Among the records below, find each line that includes the string "this" and copy it.

++++++++++

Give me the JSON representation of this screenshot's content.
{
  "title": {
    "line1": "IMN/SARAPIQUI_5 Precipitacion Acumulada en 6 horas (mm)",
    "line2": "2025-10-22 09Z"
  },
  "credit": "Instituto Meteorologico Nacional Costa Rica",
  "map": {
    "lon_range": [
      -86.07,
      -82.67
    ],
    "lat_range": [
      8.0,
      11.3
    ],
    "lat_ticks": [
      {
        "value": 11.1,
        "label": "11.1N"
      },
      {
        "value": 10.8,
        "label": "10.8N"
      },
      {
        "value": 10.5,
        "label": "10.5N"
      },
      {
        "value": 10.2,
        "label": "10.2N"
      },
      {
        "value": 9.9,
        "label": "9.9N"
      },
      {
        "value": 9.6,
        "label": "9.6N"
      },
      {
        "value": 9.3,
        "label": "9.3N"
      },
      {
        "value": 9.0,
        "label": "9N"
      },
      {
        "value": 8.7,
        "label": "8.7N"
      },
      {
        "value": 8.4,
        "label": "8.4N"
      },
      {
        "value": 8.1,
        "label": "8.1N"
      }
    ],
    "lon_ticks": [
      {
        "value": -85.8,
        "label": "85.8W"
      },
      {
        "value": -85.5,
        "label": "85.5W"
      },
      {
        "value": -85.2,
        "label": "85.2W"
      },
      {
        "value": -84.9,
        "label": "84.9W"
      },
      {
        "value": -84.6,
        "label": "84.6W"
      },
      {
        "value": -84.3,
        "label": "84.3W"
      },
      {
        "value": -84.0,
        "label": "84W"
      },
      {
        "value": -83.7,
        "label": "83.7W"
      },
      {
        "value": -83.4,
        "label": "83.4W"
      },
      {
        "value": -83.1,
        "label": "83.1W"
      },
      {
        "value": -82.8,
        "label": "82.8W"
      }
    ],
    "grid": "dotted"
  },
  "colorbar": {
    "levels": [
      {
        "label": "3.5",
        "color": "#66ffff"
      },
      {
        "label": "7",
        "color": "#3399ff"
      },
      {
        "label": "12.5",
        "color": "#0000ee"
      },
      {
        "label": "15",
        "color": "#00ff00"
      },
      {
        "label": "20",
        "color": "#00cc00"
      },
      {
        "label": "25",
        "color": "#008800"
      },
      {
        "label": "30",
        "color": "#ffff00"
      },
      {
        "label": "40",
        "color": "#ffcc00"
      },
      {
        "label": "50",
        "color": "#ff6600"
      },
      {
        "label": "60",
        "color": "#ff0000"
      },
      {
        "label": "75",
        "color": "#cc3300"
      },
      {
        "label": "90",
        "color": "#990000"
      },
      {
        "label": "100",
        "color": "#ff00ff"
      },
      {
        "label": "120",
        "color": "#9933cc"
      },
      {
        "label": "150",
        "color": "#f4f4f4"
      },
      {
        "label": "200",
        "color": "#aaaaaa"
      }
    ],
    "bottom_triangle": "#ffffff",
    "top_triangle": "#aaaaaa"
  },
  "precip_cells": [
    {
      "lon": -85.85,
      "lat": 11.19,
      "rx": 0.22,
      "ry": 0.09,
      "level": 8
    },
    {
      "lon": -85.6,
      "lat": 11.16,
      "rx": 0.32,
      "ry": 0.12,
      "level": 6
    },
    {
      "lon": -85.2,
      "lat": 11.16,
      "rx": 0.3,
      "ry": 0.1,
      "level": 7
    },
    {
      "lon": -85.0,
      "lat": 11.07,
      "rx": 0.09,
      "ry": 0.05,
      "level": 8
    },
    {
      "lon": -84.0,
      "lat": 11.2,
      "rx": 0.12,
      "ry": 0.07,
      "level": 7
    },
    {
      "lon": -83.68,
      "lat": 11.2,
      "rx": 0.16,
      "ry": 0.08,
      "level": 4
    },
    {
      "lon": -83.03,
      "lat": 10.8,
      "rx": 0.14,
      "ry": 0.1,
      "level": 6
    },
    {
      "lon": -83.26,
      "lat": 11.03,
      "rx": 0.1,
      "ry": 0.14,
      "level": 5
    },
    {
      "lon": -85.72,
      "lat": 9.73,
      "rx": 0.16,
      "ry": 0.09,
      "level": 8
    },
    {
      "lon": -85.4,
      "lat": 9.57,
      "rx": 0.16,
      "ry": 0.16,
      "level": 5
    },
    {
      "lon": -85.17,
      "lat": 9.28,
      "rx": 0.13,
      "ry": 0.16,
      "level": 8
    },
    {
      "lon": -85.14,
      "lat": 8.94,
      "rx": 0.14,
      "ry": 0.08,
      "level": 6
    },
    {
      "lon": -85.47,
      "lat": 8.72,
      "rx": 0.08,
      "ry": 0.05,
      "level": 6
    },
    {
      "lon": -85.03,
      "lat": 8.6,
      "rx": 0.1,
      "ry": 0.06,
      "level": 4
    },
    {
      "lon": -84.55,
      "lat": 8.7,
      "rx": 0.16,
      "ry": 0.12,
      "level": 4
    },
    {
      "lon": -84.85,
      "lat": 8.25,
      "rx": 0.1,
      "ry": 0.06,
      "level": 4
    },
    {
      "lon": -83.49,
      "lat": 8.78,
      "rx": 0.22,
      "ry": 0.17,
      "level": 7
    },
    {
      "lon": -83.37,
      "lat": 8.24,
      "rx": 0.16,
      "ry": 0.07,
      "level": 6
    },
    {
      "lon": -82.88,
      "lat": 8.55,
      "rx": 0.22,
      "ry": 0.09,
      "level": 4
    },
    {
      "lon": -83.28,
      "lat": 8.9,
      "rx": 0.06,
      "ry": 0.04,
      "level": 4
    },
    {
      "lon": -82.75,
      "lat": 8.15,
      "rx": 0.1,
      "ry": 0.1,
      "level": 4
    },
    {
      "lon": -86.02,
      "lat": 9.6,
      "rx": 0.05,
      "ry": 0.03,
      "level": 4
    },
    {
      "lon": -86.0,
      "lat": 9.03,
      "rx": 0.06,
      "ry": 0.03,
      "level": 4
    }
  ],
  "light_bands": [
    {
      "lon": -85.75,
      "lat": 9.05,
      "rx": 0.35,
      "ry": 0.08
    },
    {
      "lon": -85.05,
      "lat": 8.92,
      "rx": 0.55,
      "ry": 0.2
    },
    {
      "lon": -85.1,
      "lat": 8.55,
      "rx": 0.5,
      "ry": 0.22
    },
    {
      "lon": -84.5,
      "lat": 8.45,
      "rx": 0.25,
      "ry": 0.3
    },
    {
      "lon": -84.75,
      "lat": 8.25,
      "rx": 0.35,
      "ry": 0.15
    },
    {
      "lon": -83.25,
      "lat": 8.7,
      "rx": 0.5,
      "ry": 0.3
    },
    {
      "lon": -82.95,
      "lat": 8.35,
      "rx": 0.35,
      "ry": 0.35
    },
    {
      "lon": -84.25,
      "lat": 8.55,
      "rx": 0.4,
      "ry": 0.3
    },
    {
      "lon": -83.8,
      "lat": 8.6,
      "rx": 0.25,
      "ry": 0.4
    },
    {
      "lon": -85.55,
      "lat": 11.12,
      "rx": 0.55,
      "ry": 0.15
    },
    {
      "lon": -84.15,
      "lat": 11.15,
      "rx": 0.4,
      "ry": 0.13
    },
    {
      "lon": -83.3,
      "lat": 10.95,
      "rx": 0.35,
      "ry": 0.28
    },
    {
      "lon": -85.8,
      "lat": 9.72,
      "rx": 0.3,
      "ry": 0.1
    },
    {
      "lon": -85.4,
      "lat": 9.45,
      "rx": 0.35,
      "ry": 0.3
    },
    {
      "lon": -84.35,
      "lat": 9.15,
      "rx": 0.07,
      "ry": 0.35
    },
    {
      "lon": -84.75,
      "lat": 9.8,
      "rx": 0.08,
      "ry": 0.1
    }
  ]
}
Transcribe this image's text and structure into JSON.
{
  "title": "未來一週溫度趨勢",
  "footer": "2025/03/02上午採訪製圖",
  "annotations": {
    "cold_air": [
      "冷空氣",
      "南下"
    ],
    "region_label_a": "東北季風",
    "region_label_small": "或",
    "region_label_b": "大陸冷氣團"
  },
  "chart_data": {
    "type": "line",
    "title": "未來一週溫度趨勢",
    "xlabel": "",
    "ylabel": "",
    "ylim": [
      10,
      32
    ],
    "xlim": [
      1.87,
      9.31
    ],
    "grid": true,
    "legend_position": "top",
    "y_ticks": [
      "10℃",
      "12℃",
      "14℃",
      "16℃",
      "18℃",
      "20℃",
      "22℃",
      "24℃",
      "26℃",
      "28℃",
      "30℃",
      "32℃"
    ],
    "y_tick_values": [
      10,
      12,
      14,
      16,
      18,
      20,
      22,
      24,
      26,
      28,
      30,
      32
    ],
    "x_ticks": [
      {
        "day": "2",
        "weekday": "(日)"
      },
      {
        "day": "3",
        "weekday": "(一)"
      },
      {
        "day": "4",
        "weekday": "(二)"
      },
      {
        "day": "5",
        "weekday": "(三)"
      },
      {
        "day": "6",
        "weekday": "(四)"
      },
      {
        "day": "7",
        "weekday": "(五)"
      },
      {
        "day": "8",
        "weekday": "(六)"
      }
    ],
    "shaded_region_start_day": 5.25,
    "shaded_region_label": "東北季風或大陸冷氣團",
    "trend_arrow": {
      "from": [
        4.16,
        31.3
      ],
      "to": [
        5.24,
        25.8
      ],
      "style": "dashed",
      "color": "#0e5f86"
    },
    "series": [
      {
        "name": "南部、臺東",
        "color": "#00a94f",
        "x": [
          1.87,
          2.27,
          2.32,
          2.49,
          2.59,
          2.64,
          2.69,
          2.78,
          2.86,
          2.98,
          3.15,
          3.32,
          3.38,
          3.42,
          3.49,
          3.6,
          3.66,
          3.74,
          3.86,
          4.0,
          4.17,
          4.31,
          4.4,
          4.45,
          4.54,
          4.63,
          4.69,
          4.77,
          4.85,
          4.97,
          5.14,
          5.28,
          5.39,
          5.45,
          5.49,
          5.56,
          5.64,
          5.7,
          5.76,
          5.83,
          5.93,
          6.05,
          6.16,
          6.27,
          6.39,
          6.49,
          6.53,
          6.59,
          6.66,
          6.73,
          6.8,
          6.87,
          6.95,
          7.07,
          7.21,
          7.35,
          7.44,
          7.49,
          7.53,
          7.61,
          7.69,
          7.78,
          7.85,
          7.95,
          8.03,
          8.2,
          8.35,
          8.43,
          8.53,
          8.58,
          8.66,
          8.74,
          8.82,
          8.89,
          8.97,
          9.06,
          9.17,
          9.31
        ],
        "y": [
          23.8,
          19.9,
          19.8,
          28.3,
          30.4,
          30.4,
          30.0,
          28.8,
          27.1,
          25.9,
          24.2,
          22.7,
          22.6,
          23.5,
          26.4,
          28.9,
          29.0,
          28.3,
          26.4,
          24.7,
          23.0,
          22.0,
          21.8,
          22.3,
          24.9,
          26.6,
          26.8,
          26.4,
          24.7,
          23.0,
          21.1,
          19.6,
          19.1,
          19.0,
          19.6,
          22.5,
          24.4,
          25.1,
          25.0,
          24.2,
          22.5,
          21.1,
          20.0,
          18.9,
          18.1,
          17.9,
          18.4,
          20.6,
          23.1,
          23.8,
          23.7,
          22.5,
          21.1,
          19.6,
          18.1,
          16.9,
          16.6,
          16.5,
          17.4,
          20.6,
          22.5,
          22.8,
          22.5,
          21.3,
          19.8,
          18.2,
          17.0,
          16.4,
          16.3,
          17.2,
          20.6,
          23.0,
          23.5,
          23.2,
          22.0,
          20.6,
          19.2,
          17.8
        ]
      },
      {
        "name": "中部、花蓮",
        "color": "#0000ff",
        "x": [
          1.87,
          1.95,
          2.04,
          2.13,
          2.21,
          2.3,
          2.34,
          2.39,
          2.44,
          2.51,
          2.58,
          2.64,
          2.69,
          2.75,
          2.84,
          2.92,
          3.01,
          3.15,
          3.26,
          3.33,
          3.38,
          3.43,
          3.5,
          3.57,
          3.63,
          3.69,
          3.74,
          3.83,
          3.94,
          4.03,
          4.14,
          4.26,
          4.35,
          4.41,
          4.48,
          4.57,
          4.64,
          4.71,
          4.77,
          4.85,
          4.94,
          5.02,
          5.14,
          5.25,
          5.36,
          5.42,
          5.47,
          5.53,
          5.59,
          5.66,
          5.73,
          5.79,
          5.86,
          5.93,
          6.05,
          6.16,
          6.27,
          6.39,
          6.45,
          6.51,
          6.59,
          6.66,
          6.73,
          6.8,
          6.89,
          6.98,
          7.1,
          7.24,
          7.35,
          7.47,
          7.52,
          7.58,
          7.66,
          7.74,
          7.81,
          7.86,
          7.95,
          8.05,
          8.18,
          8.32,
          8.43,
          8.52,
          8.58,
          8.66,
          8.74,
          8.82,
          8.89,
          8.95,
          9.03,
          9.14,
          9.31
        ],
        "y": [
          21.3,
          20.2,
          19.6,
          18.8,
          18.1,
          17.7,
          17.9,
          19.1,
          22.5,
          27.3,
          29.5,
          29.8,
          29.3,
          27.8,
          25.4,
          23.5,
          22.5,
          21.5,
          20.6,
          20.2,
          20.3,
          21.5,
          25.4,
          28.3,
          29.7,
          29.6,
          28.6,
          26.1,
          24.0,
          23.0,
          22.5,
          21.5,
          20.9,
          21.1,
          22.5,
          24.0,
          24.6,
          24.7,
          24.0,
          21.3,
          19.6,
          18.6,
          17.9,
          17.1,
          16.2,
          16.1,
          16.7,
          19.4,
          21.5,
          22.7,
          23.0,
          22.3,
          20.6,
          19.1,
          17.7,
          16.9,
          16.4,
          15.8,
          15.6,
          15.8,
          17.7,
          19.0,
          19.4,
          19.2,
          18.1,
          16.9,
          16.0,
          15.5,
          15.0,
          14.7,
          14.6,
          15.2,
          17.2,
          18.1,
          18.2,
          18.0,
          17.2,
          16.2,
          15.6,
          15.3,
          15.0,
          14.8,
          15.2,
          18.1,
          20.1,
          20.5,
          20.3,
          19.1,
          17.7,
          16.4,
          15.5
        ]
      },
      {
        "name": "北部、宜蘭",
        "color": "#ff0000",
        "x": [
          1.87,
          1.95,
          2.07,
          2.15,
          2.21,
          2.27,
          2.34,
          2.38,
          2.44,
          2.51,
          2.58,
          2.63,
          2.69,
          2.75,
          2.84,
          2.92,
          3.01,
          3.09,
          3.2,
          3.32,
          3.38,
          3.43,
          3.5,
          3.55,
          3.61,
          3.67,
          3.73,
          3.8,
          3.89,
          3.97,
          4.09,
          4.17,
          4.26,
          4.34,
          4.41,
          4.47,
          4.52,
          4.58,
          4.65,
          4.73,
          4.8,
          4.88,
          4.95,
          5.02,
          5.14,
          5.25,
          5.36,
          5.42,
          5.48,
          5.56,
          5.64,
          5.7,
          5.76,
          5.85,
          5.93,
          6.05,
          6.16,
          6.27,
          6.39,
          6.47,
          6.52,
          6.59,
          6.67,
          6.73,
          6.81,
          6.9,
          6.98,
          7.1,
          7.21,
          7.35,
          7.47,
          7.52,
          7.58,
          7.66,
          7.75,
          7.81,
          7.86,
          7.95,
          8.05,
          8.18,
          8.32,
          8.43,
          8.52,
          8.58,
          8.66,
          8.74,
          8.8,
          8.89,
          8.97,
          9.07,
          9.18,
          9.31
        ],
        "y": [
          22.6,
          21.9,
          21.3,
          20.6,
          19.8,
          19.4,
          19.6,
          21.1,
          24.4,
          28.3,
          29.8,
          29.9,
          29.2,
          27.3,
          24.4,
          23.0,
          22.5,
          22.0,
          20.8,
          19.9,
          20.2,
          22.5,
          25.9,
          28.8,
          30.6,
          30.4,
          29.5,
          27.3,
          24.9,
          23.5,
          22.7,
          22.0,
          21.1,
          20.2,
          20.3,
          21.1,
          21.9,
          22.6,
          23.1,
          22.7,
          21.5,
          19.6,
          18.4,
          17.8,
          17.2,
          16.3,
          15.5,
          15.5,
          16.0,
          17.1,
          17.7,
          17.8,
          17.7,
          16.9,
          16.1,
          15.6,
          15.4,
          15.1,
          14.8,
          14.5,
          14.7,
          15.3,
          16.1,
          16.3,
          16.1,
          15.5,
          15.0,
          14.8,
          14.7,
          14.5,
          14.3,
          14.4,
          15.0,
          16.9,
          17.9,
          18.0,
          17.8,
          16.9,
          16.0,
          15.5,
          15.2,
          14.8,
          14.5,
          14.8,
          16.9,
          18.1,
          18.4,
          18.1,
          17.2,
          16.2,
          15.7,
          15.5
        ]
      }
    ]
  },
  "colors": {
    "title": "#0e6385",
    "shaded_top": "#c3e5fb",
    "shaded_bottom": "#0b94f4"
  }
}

++++++++++

### Completed exercise:
Give me the JSON representation of this screenshot's content.
Transcribe this image's text and structure into JSON.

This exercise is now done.